## CHALLENGE
Reproduce the full listing that appears beneath this instruction exactly.

## MATERIAL
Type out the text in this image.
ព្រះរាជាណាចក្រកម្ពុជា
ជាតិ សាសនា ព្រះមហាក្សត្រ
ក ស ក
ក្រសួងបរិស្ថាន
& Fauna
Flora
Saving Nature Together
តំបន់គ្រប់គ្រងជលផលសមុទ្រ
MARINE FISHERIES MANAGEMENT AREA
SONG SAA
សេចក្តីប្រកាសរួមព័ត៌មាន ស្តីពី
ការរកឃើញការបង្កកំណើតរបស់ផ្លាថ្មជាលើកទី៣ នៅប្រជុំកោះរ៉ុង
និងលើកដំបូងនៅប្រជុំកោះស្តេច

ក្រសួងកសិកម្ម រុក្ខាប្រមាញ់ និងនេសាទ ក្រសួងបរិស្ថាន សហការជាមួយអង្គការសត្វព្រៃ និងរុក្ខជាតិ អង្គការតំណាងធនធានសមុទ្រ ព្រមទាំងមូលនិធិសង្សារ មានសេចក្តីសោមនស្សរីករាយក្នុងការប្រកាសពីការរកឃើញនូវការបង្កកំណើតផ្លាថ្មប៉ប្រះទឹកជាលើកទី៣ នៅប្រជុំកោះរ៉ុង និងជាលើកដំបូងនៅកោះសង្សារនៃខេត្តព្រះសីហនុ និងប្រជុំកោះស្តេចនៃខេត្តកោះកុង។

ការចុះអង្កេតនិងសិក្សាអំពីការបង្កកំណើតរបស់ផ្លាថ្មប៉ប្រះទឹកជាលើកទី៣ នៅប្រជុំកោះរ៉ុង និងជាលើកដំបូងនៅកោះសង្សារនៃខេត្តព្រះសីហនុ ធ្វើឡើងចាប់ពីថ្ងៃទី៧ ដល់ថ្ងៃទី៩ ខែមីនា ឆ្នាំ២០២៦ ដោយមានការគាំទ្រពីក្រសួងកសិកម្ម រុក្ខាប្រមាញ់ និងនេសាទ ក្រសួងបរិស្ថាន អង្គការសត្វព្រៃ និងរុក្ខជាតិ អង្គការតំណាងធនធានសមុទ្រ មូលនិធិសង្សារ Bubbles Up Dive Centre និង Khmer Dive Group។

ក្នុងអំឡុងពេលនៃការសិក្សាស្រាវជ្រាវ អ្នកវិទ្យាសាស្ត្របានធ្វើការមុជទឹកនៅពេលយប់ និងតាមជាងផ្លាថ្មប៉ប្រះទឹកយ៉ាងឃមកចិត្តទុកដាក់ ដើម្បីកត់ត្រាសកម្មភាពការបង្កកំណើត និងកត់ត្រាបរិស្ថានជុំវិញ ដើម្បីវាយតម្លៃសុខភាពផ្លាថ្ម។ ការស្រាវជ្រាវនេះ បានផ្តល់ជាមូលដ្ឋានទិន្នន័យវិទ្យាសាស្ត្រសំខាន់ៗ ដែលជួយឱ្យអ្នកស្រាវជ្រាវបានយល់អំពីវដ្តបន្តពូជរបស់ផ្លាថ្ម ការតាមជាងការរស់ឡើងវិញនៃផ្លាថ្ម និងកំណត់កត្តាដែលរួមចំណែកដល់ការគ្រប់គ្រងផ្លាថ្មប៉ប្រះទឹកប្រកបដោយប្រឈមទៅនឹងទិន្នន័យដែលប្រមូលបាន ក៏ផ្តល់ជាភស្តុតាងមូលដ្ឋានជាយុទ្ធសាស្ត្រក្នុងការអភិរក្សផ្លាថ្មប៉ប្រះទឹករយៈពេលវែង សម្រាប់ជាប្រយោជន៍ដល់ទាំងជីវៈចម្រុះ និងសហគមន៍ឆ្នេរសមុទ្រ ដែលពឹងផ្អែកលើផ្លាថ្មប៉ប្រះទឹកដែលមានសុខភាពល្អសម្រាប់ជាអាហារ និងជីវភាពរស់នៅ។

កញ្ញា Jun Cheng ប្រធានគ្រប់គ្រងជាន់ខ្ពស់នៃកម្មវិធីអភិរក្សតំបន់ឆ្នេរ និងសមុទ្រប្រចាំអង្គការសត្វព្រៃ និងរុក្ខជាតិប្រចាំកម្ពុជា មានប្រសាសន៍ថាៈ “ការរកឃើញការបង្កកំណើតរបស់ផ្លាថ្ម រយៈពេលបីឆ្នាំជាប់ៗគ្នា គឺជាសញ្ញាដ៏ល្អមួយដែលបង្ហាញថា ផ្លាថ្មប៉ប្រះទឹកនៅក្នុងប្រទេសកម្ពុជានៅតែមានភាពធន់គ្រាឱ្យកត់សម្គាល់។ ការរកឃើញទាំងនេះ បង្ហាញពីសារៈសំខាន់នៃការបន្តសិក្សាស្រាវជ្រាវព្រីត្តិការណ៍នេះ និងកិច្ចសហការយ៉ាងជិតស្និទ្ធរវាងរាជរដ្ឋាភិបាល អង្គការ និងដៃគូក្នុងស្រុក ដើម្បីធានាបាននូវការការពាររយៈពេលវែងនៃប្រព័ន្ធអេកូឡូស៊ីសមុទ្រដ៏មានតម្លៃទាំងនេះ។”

## REPLY TO THE TASK
Type out the text in this image.
ព្រះរាជាណាចក្រកម្ពុជា
ជាតិ សាសនា ព្រះមហាក្សត្រ
ក ស ក
ក្រសួងបរិស្ថាន
& Fauna
Flora
Saving Nature Together
តំបន់គ្រប់គ្រងជលផលសមុទ្រ
MARINE FISHERIES MANAGEMENT AREA
SONG SAA
សេចក្តីប្រកាសរួមព័ត៌មាន ស្តីពី
ការរកឃើញការបង្កកំណើតរបស់ផ្លាថ្មជាលើកទី៣ នៅប្រជុំកោះរ៉ុង
និងលើកដំបូងនៅប្រជុំកោះស្តេច

ក្រសួងកសិកម្ម រុក្ខាប្រមាញ់ និងនេសាទ ក្រសួងបរិស្ថាន សហការជាមួយអង្គការសត្វព្រៃ និងរុក្ខជាតិ អង្គការតំណាងធនធានសមុទ្រ ព្រមទាំងមូលនិធិសង្សារ មានសេចក្តីសោមនស្សរីករាយក្នុងការប្រកាសពីការរកឃើញនូវការបង្កកំណើតផ្លាថ្មប៉ប្រះទឹកជាលើកទី៣ នៅប្រជុំកោះរ៉ុង និងជាលើកដំបូងនៅកោះសង្សារនៃខេត្តព្រះសីហនុ និងប្រជុំកោះស្តេចនៃខេត្តកោះកុង។

ការចុះអង្កេតនិងសិក្សាអំពីការបង្កកំណើតរបស់ផ្លាថ្មប៉ប្រះទឹកជាលើកទី៣ នៅប្រជុំកោះរ៉ុង និងជាលើកដំបូងនៅកោះសង្សារនៃខេត្តព្រះសីហនុ ធ្វើឡើងចាប់ពីថ្ងៃទី៧ ដល់ថ្ងៃទី៩ ខែមីនា ឆ្នាំ២០២៦ ដោយមានការគាំទ្រពីក្រសួងកសិកម្ម រុក្ខាប្រមាញ់ និងនេសាទ ក្រសួងបរិស្ថាន អង្គការសត្វព្រៃ និងរុក្ខជាតិ អង្គការតំណាងធនធានសមុទ្រ មូលនិធិសង្សារ Bubbles Up Dive Centre និង Khmer Dive Group។

ក្នុងអំឡុងពេលនៃការសិក្សាស្រាវជ្រាវ អ្នកវិទ្យាសាស្ត្របានធ្វើការមុជទឹកនៅពេលយប់ និងតាមជាងផ្លាថ្មប៉ប្រះទឹកយ៉ាងឃមកចិត្តទុកដាក់ ដើម្បីកត់ត្រាសកម្មភាពការបង្កកំណើត និងកត់ត្រាបរិស្ថានជុំវិញ ដើម្បីវាយតម្លៃសុខភាពផ្លាថ្ម។ ការស្រាវជ្រាវនេះ បានផ្តល់ជាមូលដ្ឋានទិន្នន័យវិទ្យាសាស្ត្រសំខាន់ៗ ដែលជួយឱ្យអ្នកស្រាវជ្រាវបានយល់អំពីវដ្តបន្តពូជរបស់ផ្លាថ្ម ការតាមជាងការរស់ឡើងវិញនៃផ្លាថ្ម និងកំណត់កត្តាដែលរួមចំណែកដល់ការគ្រប់គ្រងផ្លាថ្មប៉ប្រះទឹកប្រកបដោយប្រឈមទៅនឹងទិន្នន័យដែលប្រមូលបាន ក៏ផ្តល់ជាភស្តុតាងមូលដ្ឋានជាយុទ្ធសាស្ត្រក្នុងការអភិរក្សផ្លាថ្មប៉ប្រះទឹករយៈពេលវែង សម្រាប់ជាប្រយោជន៍ដល់ទាំងជីវៈចម្រុះ និងសហគមន៍ឆ្នេរសមុទ្រ ដែលពឹងផ្អែកលើផ្លាថ្មប៉ប្រះទឹកដែលមានសុខភាពល្អសម្រាប់ជាអាហារ និងជីវភាពរស់នៅ។

កញ្ញា Jun Cheng ប្រធានគ្រប់គ្រងជាន់ខ្ពស់នៃកម្មវិធីអភិរក្សតំបន់ឆ្នេរ និងសមុទ្រប្រចាំអង្គការសត្វព្រៃ និងរុក្ខជាតិប្រចាំកម្ពុជា មានប្រសាសន៍ថាៈ “ការរកឃើញការបង្កកំណើតរបស់ផ្លាថ្ម រយៈពេលបីឆ្នាំជាប់ៗគ្នា គឺជាសញ្ញាដ៏ល្អមួយដែលបង្ហាញថា ផ្លាថ្មប៉ប្រះទឹកនៅក្នុងប្រទេសកម្ពុជានៅតែមានភាពធន់គ្រាឱ្យកត់សម្គាល់។ ការរកឃើញទាំងនេះ បង្ហាញពីសារៈសំខាន់នៃការបន្តសិក្សាស្រាវជ្រាវព្រីត្តិការណ៍នេះ និងកិច្ចសហការយ៉ាងជិតស្និទ្ធរវាងរាជរដ្ឋាភិបាល អង្គការ និងដៃគូក្នុងស្រុក ដើម្បីធានាបាននូវការការពាររយៈពេលវែងនៃប្រព័ន្ធអេកូឡូស៊ីសមុទ្រដ៏មានតម្លៃទាំងនេះ។”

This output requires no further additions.